PROVIDED RECORDS Start Marker

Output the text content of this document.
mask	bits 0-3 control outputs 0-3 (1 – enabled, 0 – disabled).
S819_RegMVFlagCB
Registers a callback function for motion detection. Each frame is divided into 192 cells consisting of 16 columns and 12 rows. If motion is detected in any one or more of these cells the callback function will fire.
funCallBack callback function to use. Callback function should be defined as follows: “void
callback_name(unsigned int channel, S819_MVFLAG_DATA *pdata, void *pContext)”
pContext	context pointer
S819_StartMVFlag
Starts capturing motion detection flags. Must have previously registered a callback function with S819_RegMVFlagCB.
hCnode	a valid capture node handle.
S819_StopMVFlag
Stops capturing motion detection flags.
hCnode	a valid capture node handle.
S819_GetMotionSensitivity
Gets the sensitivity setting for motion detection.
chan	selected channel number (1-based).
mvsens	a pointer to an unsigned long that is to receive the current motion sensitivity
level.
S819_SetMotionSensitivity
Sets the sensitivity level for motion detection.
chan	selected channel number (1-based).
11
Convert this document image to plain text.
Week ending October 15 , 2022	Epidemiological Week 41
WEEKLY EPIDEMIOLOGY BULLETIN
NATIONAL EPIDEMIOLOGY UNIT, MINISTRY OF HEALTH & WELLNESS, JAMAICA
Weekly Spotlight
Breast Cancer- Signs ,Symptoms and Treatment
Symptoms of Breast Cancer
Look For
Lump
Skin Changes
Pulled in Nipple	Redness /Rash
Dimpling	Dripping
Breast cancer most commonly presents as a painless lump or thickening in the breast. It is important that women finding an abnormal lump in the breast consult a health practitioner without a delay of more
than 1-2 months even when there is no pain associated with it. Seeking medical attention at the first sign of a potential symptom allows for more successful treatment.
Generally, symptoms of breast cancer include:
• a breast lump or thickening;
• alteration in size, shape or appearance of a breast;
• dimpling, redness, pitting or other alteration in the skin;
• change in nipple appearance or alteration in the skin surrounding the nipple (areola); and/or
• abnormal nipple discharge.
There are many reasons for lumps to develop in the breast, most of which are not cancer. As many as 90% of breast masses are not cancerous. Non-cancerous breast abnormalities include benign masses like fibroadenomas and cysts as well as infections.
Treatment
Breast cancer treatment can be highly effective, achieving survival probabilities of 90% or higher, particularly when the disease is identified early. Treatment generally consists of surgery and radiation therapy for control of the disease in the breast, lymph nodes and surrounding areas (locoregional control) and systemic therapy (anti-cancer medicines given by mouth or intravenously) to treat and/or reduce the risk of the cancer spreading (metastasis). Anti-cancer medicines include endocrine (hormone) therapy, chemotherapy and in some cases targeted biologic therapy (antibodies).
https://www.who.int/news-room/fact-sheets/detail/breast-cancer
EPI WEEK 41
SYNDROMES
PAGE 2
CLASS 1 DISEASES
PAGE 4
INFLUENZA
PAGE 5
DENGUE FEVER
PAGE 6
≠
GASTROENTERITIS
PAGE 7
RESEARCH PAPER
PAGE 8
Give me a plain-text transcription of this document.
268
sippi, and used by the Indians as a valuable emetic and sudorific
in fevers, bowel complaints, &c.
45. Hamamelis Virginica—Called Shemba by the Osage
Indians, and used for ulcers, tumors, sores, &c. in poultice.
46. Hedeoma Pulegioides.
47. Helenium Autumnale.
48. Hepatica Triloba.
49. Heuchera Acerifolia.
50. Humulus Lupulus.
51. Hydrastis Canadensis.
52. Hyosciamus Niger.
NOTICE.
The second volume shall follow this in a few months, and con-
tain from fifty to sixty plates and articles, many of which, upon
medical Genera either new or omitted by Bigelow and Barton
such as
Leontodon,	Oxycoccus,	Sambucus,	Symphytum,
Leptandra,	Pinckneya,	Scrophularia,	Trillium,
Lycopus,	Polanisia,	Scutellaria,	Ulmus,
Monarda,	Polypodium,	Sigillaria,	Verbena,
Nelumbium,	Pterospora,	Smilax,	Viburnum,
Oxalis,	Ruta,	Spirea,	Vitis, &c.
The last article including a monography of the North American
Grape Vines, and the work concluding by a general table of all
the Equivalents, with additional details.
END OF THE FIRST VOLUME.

PROVIDED RECORDS End Marker

▶ _WORK ITEM_:
Which lines of the data include the string "unsigned"? Find them and copy each one.

▶ _OUTPUT FOR THIS EXERCISE_:
callback_name(unsigned int channel, S819_MVFLAG_DATA *pdata, void *pContext)”
mvsens	a pointer to an unsigned long that is to receive the current motion sensitivity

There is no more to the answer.